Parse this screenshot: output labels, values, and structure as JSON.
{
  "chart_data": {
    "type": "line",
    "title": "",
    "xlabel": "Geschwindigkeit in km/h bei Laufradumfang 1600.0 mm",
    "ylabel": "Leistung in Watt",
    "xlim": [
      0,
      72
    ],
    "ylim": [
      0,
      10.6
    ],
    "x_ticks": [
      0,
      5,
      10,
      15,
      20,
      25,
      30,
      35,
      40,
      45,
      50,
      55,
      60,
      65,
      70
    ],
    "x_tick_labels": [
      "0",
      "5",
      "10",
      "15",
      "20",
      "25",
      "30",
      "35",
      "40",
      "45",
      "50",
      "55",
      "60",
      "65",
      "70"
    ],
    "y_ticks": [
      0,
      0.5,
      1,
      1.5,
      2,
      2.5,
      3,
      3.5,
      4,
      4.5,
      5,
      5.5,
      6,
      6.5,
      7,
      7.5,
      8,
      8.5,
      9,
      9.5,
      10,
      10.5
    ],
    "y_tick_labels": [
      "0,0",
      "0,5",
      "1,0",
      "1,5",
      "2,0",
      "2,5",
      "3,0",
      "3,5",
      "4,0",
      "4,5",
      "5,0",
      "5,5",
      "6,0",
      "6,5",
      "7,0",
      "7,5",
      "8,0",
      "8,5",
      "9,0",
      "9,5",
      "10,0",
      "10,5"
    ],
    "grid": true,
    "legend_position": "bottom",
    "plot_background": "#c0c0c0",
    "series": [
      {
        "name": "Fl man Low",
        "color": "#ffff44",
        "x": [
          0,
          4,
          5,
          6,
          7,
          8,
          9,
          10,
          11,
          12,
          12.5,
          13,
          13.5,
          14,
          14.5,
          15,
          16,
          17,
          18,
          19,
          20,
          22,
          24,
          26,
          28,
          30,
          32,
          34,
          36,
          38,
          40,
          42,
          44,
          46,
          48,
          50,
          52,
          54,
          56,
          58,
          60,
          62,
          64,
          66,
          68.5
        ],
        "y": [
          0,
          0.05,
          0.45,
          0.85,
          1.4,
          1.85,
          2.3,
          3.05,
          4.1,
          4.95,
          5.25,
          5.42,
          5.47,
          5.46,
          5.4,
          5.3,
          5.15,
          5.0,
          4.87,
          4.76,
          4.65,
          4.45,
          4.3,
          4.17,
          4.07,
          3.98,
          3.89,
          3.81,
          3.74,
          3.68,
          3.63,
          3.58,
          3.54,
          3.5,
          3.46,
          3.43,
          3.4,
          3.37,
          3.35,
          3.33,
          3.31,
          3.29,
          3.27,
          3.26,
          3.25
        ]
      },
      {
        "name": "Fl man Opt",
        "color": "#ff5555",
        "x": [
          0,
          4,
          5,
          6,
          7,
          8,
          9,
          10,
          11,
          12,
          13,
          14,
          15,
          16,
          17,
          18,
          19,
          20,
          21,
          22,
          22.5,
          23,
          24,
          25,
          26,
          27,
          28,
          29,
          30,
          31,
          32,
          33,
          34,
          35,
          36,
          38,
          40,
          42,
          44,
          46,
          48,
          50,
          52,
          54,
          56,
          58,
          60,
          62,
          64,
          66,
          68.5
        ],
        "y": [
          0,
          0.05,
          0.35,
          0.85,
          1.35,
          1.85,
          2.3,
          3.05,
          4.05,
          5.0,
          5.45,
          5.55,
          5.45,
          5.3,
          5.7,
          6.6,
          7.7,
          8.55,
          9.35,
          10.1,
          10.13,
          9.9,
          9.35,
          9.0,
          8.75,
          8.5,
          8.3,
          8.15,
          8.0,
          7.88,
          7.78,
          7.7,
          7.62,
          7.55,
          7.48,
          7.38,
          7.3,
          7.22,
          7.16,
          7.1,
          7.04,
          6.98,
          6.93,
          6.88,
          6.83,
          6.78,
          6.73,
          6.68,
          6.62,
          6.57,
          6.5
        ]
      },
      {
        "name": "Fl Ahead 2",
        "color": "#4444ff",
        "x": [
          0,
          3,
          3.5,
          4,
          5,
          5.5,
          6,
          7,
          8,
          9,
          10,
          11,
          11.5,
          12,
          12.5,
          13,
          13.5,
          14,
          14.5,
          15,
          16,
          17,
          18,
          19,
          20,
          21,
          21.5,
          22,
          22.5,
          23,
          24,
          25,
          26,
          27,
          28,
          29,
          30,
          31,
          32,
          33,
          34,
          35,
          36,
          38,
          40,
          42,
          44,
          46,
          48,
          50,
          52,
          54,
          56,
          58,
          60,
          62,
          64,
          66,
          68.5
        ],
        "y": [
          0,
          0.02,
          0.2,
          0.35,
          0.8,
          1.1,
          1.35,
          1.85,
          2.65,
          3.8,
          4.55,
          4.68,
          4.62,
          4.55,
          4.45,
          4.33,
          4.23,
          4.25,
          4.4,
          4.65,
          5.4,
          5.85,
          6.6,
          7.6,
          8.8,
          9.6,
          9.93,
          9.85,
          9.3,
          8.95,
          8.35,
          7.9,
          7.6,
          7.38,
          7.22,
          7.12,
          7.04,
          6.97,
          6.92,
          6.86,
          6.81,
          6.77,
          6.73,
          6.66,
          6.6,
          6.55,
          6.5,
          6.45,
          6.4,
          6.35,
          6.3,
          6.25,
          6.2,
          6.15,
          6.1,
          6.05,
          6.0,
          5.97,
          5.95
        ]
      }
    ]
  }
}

- Problem to work on: Within the listing above, copy each line that has the string "name".

- Written answer:
        "name": "Fl man Low",
        "name": "Fl man Opt",
        "name": "Fl Ahead 2",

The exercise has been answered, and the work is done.